§ **CHALLENGE**: Pull out each line of the records holding the string "Create".
------
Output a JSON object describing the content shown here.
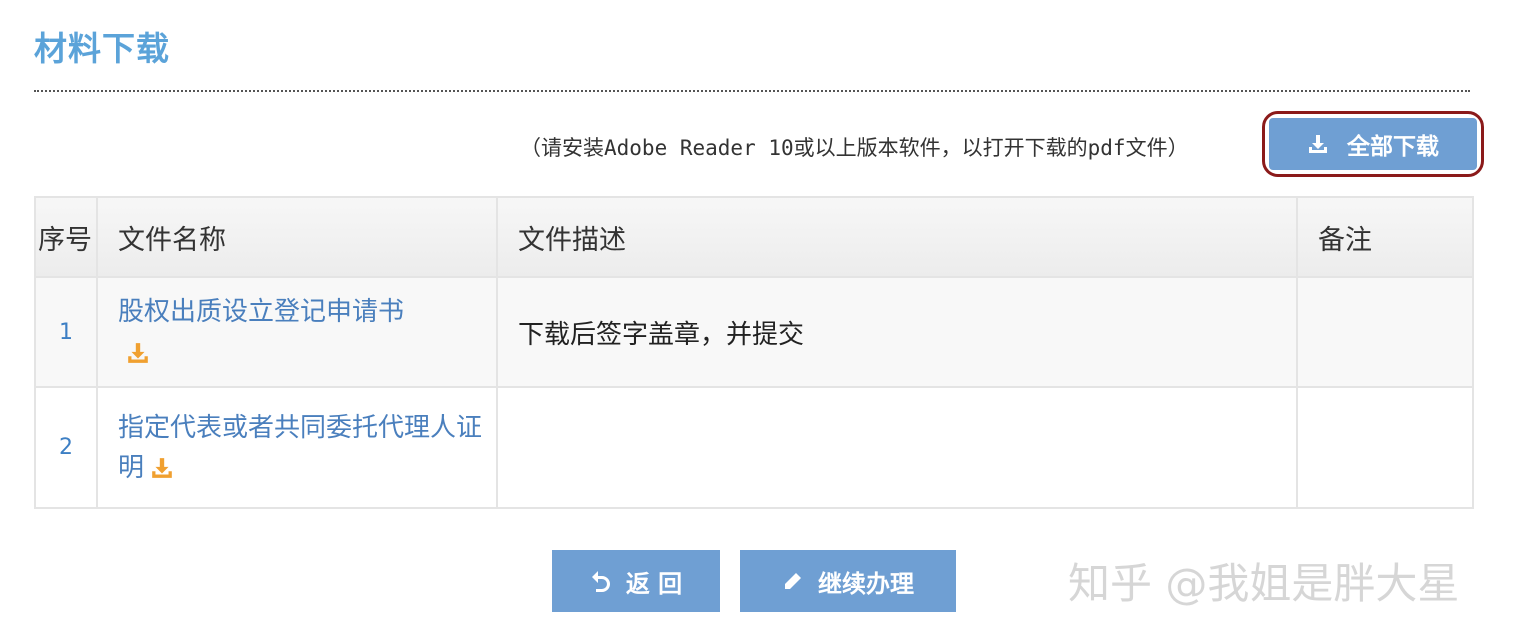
{
  "section_title": "材料下载",
  "hint_text": "（请安装Adobe Reader 10或以上版本软件，以打开下载的pdf文件）",
  "download_all_label": "全部下载",
  "table": {
    "headers": {
      "no": "序号",
      "name": "文件名称",
      "desc": "文件描述",
      "remark": "备注"
    },
    "rows": [
      {
        "no": "1",
        "name": "股权出质设立登记申请书",
        "desc": "下载后签字盖章，并提交",
        "remark": ""
      },
      {
        "no": "2",
        "name": "指定代表或者共同委托代理人证明",
        "desc": "",
        "remark": ""
      }
    ]
  },
  "buttons": {
    "back": "返 回",
    "continue": "继续办理"
  },
  "watermark": "知乎 @我姐是胖大星",
  "colors": {
    "accent": "#5ba3d9",
    "button": "#6f9fd3",
    "link": "#4a7fbd",
    "download_icon": "#f0a030",
    "highlight_border": "#8b1a1a"
  },
  "icons": {
    "download_all": "download-icon",
    "file_download": "download-icon",
    "back": "return-arrow-icon",
    "continue": "pencil-icon"
  }
}
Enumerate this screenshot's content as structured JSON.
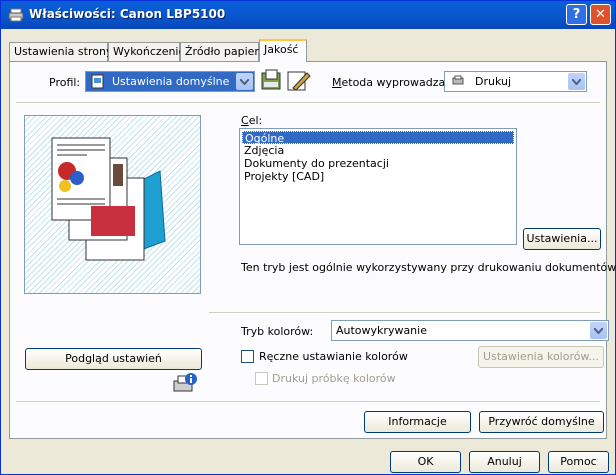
{
  "window": {
    "title": "Właściwości: Canon LBP5100",
    "help_btn": "?",
    "close_btn": "✕"
  },
  "tabs": [
    {
      "label": "Ustawienia strony"
    },
    {
      "label": "Wykończenie"
    },
    {
      "label": "Źródło papieru"
    },
    {
      "label": "Jakość"
    }
  ],
  "profile": {
    "label": "Profil:",
    "value": "Ustawienia domyślne"
  },
  "output_method": {
    "label": "Metoda wyprowadzania:",
    "value": "Drukuj"
  },
  "target": {
    "label": "Cel:",
    "items": [
      "Ogólne",
      "Zdjęcia",
      "Dokumenty do prezentacji",
      "Projekty [CAD]"
    ],
    "selected_index": 0,
    "settings_button": "Ustawienia...",
    "description": "Ten tryb jest ogólnie wykorzystywany przy drukowaniu dokumentów."
  },
  "color_mode": {
    "label": "Tryb kolorów:",
    "value": "Autowykrywanie"
  },
  "manual_color": {
    "label": "Ręczne ustawianie kolorów",
    "checked": false,
    "settings_button": "Ustawienia kolorów..."
  },
  "print_sample": {
    "label": "Drukuj próbkę kolorów",
    "checked": false
  },
  "preview_button": "Podgląd ustawień",
  "info_button": "Informacje",
  "restore_button": "Przywróć domyślne",
  "ok_button": "OK",
  "cancel_button": "Anuluj",
  "help_button": "Pomoc"
}
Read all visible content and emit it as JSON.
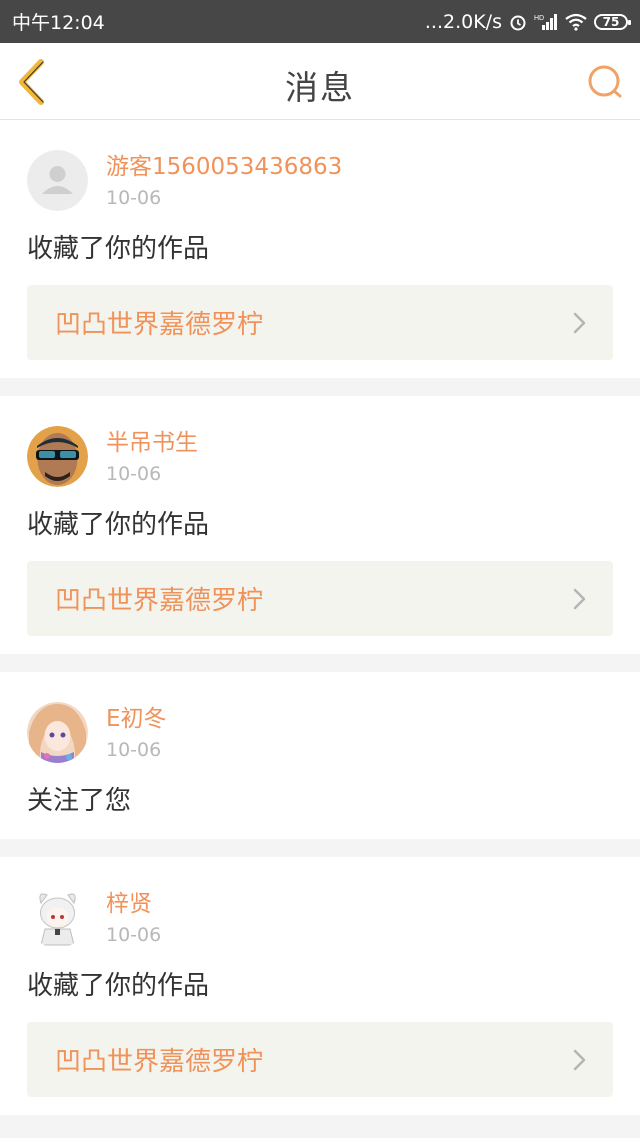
{
  "status_bar": {
    "time": "中午12:04",
    "network_speed": "...2.0K/s",
    "battery": "75"
  },
  "header": {
    "title": "消息",
    "back_icon": "chevron-left-icon",
    "search_icon": "search-icon"
  },
  "messages": [
    {
      "username": "游客1560053436863",
      "date": "10-06",
      "action": "收藏了你的作品",
      "work_title": "凹凸世界嘉德罗柠",
      "avatar": "default-avatar"
    },
    {
      "username": "半吊书生",
      "date": "10-06",
      "action": "收藏了你的作品",
      "work_title": "凹凸世界嘉德罗柠",
      "avatar": "sunglasses-avatar"
    },
    {
      "username": "E初冬",
      "date": "10-06",
      "action": "关注了您",
      "avatar": "anime-avatar"
    },
    {
      "username": "梓贤",
      "date": "10-06",
      "action": "收藏了你的作品",
      "work_title": "凹凸世界嘉德罗柠",
      "avatar": "chibi-avatar"
    }
  ],
  "colors": {
    "accent": "#f0935a",
    "status_bar_bg": "#474747",
    "work_bg": "#f4f4ef"
  }
}
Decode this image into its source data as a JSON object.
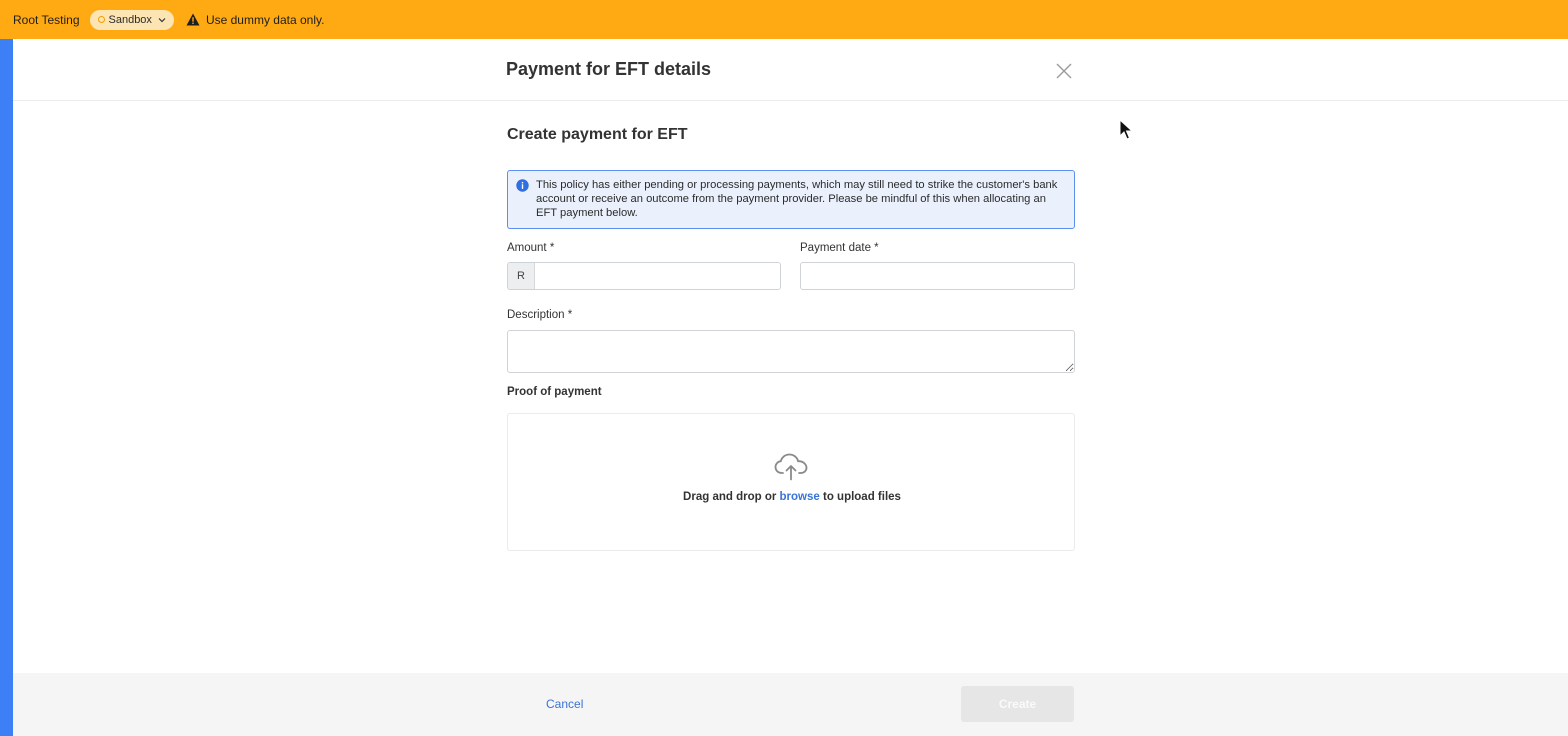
{
  "banner": {
    "org_name": "Root Testing",
    "environment": "Sandbox",
    "warning": "Use dummy data only.",
    "background_color": "#ffaa12"
  },
  "modal": {
    "title": "Payment for EFT details",
    "close_icon": "close-icon"
  },
  "form": {
    "section_title": "Create payment for EFT",
    "info_message": "This policy has either pending or processing payments, which may still need to strike the customer's bank account or receive an outcome from the payment provider. Please be mindful of this when allocating an EFT payment below.",
    "amount": {
      "label": "Amount *",
      "prefix": "R",
      "value": ""
    },
    "payment_date": {
      "label": "Payment date *",
      "value": ""
    },
    "description": {
      "label": "Description *",
      "value": ""
    },
    "proof_of_payment": {
      "label": "Proof of payment",
      "drop_text_before": "Drag and drop or ",
      "browse_link": "browse",
      "drop_text_after": " to upload files",
      "icon": "cloud-upload-icon"
    }
  },
  "footer": {
    "cancel_label": "Cancel",
    "create_label": "Create",
    "accent_color": "#3a74d8"
  }
}
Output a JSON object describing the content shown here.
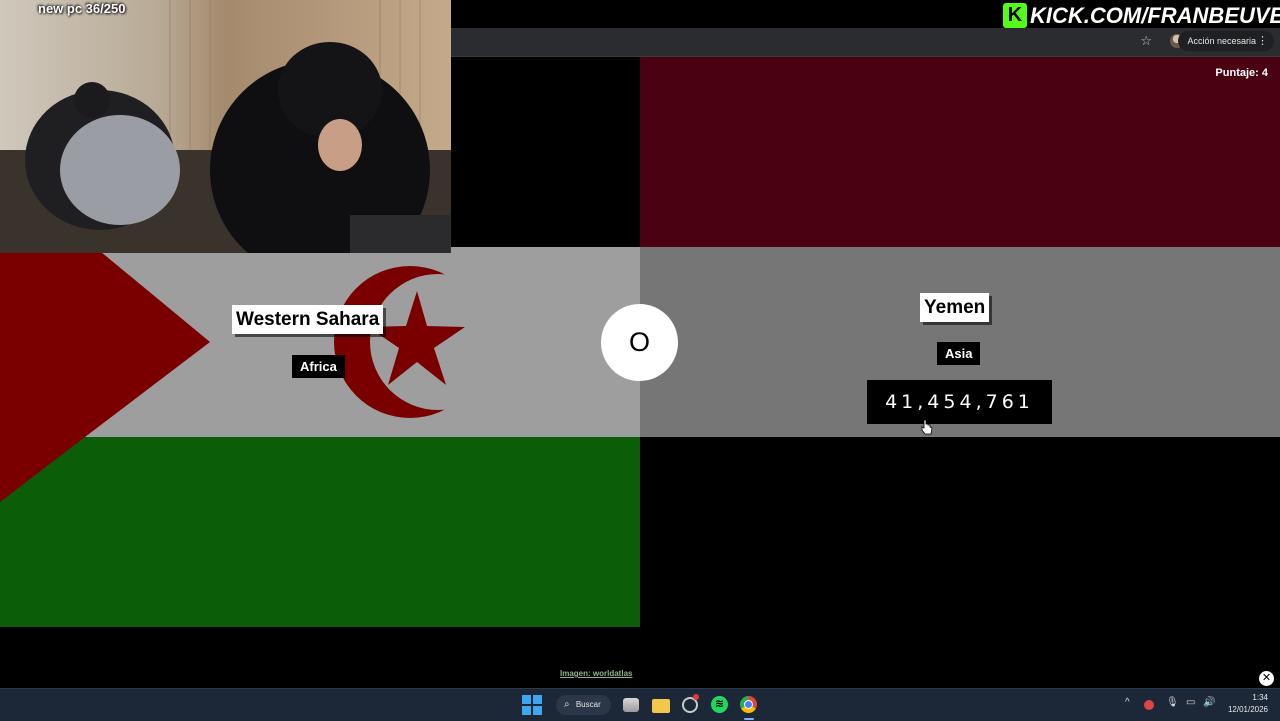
{
  "stream": {
    "webcam_label": "new pc 36/250",
    "kick_logo": "K",
    "kick_url": "KICK.COM/FRANBEUVE"
  },
  "browser": {
    "action_label": "Acción necesaria",
    "menu_glyph": "⋮",
    "star_glyph": "☆"
  },
  "game": {
    "score": "Puntaje: 4",
    "vs": "O",
    "left": {
      "country": "Western Sahara",
      "continent": "Africa",
      "flag_colors": {
        "red": "#7a0000",
        "white": "#9e9e9e",
        "green": "#0b5d07"
      }
    },
    "right": {
      "country": "Yemen",
      "continent": "Asia",
      "population": "41,454,761",
      "flag_colors": {
        "red": "#4a0112",
        "white": "#767676",
        "black": "#000000"
      }
    },
    "image_credit": "Imagen: worldatlas"
  },
  "overlay": {
    "close_glyph": "✕"
  },
  "taskbar": {
    "search_label": "Buscar",
    "search_glyph": "⌕",
    "spotify_glyph": "≋",
    "tray_up": "^",
    "tray_mic": "🎙",
    "tray_monitor": "▭",
    "tray_speaker": "🔊",
    "time": "1:34",
    "date": "12/01/2026"
  }
}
------
§ **EXERCISE RESPONSE**:
    "section_title": "Create payment for EFT",
    "create_label": "Create",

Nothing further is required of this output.